◆ Exercise instructions ◆
Below is a block of records; return all of them exactly, but without the images.

◆ Records to use ◆

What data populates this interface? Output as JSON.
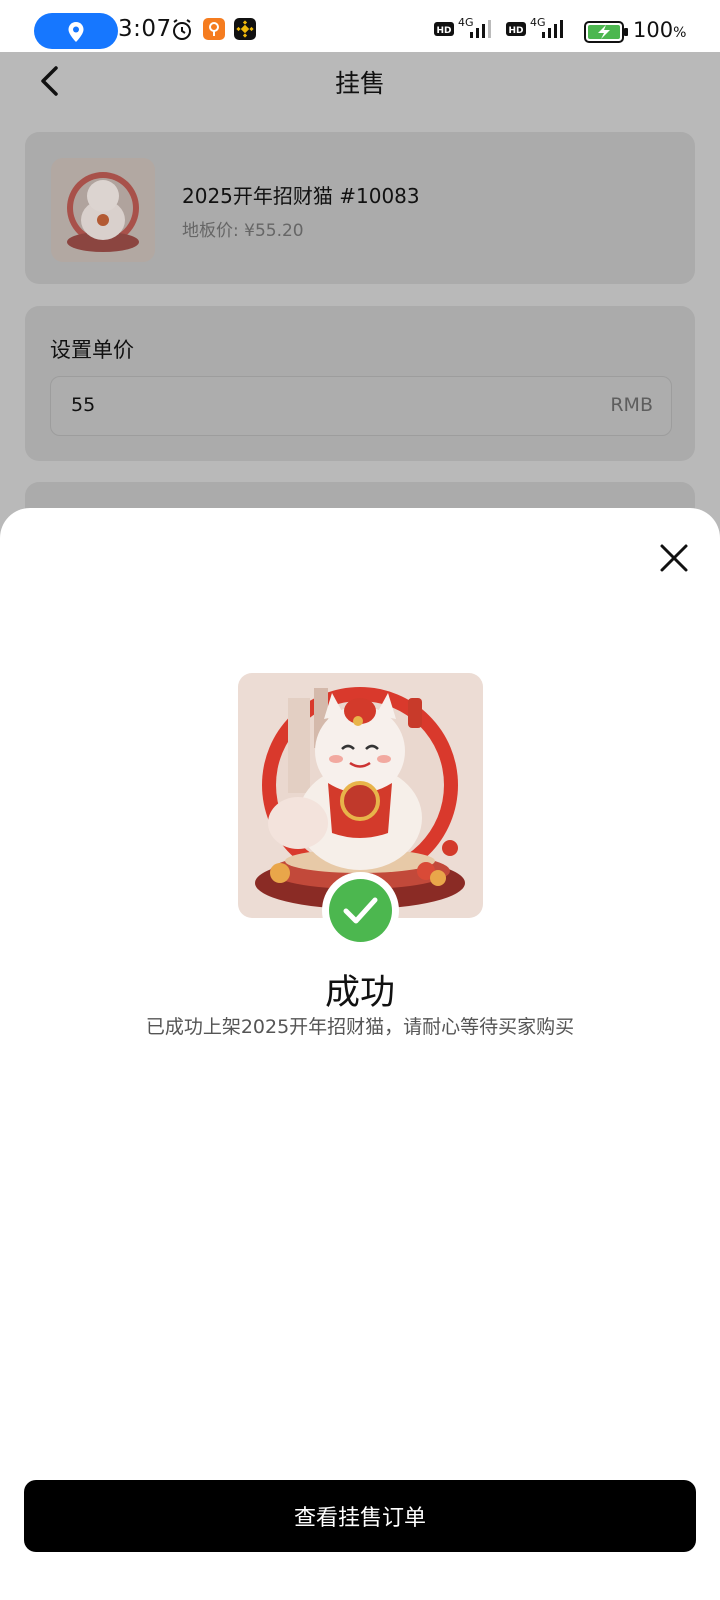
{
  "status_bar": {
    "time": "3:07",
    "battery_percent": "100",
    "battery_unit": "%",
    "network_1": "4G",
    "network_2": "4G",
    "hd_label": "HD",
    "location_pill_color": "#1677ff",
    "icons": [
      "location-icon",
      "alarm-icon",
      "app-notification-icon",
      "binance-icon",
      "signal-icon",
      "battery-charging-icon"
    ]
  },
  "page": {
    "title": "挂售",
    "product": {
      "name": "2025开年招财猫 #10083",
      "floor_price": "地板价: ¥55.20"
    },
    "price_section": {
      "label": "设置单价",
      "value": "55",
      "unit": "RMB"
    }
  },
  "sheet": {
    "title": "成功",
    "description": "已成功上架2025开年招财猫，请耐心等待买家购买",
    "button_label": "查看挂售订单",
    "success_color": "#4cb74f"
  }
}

◆ Final result ◆
What data populates this interface? Output as JSON.
{
  "status_bar": {
    "time": "3:07",
    "battery_percent": "100",
    "battery_unit": "%",
    "network_1": "4G",
    "network_2": "4G",
    "hd_label": "HD",
    "location_pill_color": "#1677ff",
    "icons": [
      "location-icon",
      "alarm-icon",
      "app-notification-icon",
      "binance-icon",
      "signal-icon",
      "battery-charging-icon"
    ]
  },
  "page": {
    "title": "挂售",
    "product": {
      "name": "2025开年招财猫 #10083",
      "floor_price": "地板价: ¥55.20"
    },
    "price_section": {
      "label": "设置单价",
      "value": "55",
      "unit": "RMB"
    }
  },
  "sheet": {
    "title": "成功",
    "description": "已成功上架2025开年招财猫，请耐心等待买家购买",
    "button_label": "查看挂售订单",
    "success_color": "#4cb74f"
  }
}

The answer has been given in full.